TASK STATEMENT
Images must not appear in your copy; reproduce every other part of the records exactly.

## begin TASK DATA

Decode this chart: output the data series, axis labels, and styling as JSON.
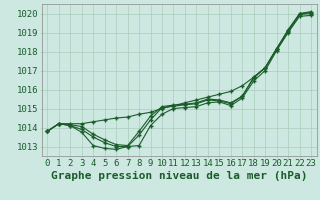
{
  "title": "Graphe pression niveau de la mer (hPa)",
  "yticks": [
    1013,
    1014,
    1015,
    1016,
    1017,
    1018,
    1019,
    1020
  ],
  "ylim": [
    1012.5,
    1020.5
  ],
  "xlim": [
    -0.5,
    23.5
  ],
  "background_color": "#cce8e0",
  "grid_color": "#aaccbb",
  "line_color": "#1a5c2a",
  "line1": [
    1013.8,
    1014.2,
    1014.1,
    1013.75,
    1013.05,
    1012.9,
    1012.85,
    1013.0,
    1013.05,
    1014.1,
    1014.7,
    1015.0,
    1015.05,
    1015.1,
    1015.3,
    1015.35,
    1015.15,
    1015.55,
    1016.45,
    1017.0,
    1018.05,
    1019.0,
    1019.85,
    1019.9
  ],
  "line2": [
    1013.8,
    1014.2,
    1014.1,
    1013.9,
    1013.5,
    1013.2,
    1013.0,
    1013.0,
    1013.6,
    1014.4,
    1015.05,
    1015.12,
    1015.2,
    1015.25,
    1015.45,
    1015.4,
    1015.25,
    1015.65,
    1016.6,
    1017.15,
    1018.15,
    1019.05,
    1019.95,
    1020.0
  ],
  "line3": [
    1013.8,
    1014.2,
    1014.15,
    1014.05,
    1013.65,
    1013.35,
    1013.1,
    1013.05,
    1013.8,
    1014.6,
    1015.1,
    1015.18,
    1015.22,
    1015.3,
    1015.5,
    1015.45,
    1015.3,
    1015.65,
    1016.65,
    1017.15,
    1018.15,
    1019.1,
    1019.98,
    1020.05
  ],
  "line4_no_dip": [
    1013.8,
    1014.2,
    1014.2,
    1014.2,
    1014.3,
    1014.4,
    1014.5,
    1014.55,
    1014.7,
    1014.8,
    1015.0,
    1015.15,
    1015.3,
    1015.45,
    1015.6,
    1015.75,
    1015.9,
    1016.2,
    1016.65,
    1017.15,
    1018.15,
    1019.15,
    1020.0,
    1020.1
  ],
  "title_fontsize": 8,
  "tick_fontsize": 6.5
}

## end TASK DATA

OUTPUT OF THE TASK
Decode this chart: output the data series, axis labels, and styling as JSON.
{
  "title": "Graphe pression niveau de la mer (hPa)",
  "yticks": [
    1013,
    1014,
    1015,
    1016,
    1017,
    1018,
    1019,
    1020
  ],
  "ylim": [
    1012.5,
    1020.5
  ],
  "xlim": [
    -0.5,
    23.5
  ],
  "background_color": "#cce8e0",
  "grid_color": "#aaccbb",
  "line_color": "#1a5c2a",
  "line1": [
    1013.8,
    1014.2,
    1014.1,
    1013.75,
    1013.05,
    1012.9,
    1012.85,
    1013.0,
    1013.05,
    1014.1,
    1014.7,
    1015.0,
    1015.05,
    1015.1,
    1015.3,
    1015.35,
    1015.15,
    1015.55,
    1016.45,
    1017.0,
    1018.05,
    1019.0,
    1019.85,
    1019.9
  ],
  "line2": [
    1013.8,
    1014.2,
    1014.1,
    1013.9,
    1013.5,
    1013.2,
    1013.0,
    1013.0,
    1013.6,
    1014.4,
    1015.05,
    1015.12,
    1015.2,
    1015.25,
    1015.45,
    1015.4,
    1015.25,
    1015.65,
    1016.6,
    1017.15,
    1018.15,
    1019.05,
    1019.95,
    1020.0
  ],
  "line3": [
    1013.8,
    1014.2,
    1014.15,
    1014.05,
    1013.65,
    1013.35,
    1013.1,
    1013.05,
    1013.8,
    1014.6,
    1015.1,
    1015.18,
    1015.22,
    1015.3,
    1015.5,
    1015.45,
    1015.3,
    1015.65,
    1016.65,
    1017.15,
    1018.15,
    1019.1,
    1019.98,
    1020.05
  ],
  "line4_no_dip": [
    1013.8,
    1014.2,
    1014.2,
    1014.2,
    1014.3,
    1014.4,
    1014.5,
    1014.55,
    1014.7,
    1014.8,
    1015.0,
    1015.15,
    1015.3,
    1015.45,
    1015.6,
    1015.75,
    1015.9,
    1016.2,
    1016.65,
    1017.15,
    1018.15,
    1019.15,
    1020.0,
    1020.1
  ],
  "title_fontsize": 8,
  "tick_fontsize": 6.5
}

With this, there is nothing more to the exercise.